What needs to be done = Output exactly, and only, the stretch of lines beginning at the line with "Decode this image" and ending at the last line of the listing below. Drop the pictures.

BEGIN Records shown

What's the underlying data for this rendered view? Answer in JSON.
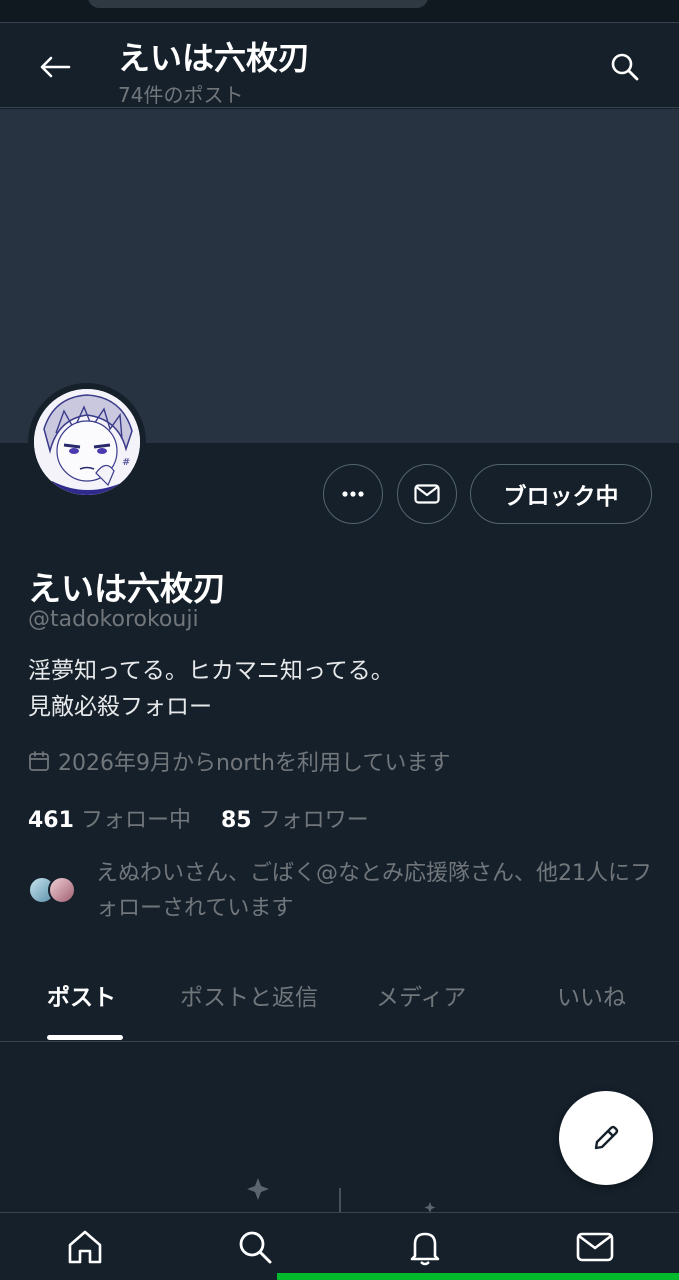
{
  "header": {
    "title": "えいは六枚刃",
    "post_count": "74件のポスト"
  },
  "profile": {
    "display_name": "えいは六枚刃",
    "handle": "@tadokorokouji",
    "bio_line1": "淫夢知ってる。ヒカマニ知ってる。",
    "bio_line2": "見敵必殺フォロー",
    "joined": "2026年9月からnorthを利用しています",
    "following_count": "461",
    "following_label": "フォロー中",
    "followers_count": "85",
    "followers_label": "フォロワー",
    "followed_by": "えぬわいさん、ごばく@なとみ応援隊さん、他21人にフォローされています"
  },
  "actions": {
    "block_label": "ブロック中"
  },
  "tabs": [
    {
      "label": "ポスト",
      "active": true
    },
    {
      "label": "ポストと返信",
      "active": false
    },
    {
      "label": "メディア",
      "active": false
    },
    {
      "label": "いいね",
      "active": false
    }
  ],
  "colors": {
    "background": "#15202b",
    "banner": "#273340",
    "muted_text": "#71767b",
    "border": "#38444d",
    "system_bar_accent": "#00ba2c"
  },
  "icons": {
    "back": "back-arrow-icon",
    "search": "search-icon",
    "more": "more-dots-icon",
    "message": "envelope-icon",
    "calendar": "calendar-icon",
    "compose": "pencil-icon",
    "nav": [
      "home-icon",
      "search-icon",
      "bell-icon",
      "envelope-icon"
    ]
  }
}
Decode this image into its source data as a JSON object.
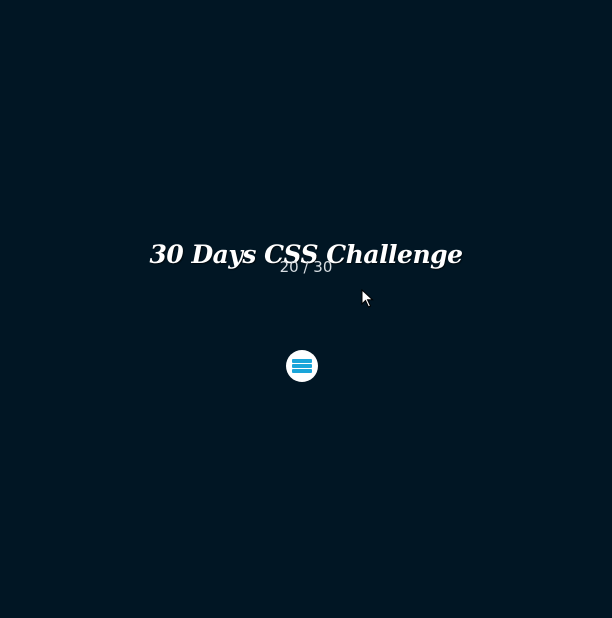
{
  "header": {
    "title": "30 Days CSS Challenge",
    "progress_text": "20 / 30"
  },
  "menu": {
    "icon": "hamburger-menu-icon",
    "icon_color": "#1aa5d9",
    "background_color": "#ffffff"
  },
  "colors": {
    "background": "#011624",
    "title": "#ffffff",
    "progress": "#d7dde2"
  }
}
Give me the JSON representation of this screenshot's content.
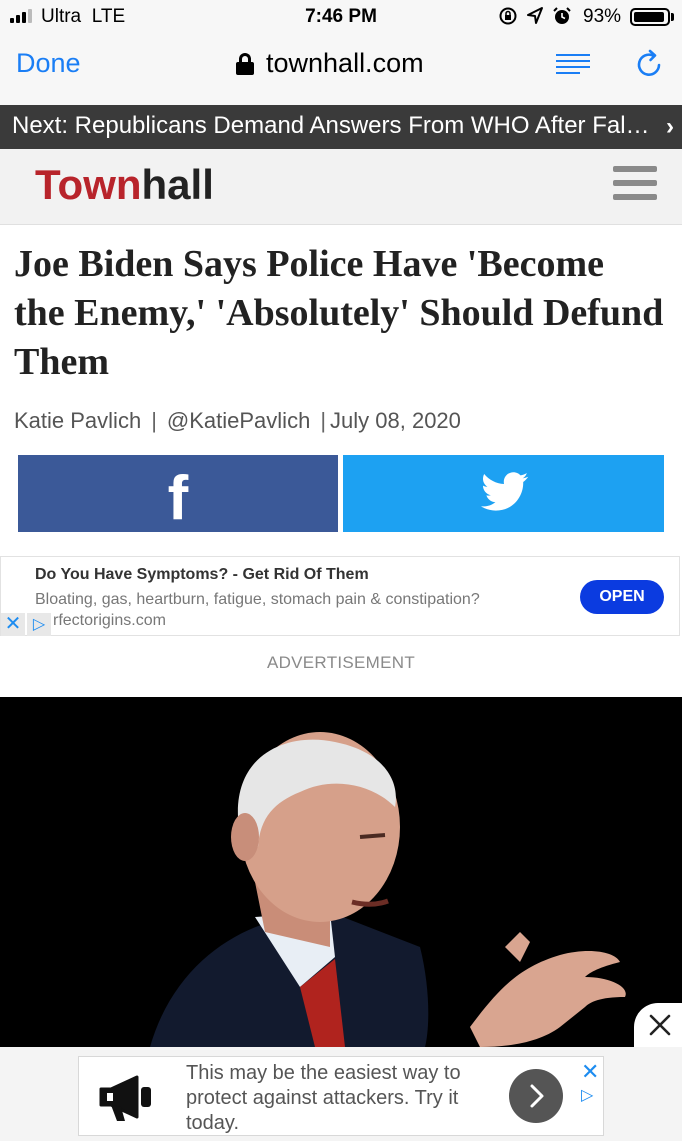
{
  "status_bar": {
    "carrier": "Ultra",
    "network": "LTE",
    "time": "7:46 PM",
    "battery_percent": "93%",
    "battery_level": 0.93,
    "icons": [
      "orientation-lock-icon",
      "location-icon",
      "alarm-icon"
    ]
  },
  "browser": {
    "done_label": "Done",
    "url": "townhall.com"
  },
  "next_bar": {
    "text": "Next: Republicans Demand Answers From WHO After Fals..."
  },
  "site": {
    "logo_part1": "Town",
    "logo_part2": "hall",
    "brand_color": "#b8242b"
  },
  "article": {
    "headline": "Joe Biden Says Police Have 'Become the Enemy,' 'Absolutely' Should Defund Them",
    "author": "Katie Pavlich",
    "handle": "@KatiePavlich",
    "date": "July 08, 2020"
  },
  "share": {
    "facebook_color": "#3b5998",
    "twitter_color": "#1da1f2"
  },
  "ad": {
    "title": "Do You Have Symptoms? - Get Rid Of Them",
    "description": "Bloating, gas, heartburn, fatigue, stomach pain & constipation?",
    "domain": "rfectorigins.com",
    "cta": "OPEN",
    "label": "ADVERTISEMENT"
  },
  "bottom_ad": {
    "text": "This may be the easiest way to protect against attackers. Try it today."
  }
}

END Records shown

Result for this exercise =
Decode this image into its source data as a JSON object.
{
  "header": {
    "title": "30 Days CSS Challenge",
    "progress_text": "20 / 30"
  },
  "menu": {
    "icon": "hamburger-menu-icon",
    "icon_color": "#1aa5d9",
    "background_color": "#ffffff"
  },
  "colors": {
    "background": "#011624",
    "title": "#ffffff",
    "progress": "#d7dde2"
  }
}
Give me the JSON representation of this screenshot's content.
{
  "status_bar": {
    "carrier": "Ultra",
    "network": "LTE",
    "time": "7:46 PM",
    "battery_percent": "93%",
    "battery_level": 0.93,
    "icons": [
      "orientation-lock-icon",
      "location-icon",
      "alarm-icon"
    ]
  },
  "browser": {
    "done_label": "Done",
    "url": "townhall.com"
  },
  "next_bar": {
    "text": "Next: Republicans Demand Answers From WHO After Fals..."
  },
  "site": {
    "logo_part1": "Town",
    "logo_part2": "hall",
    "brand_color": "#b8242b"
  },
  "article": {
    "headline": "Joe Biden Says Police Have 'Become the Enemy,' 'Absolutely' Should Defund Them",
    "author": "Katie Pavlich",
    "handle": "@KatiePavlich",
    "date": "July 08, 2020"
  },
  "share": {
    "facebook_color": "#3b5998",
    "twitter_color": "#1da1f2"
  },
  "ad": {
    "title": "Do You Have Symptoms? - Get Rid Of Them",
    "description": "Bloating, gas, heartburn, fatigue, stomach pain & constipation?",
    "domain": "rfectorigins.com",
    "cta": "OPEN",
    "label": "ADVERTISEMENT"
  },
  "bottom_ad": {
    "text": "This may be the easiest way to protect against attackers. Try it today."
  }
}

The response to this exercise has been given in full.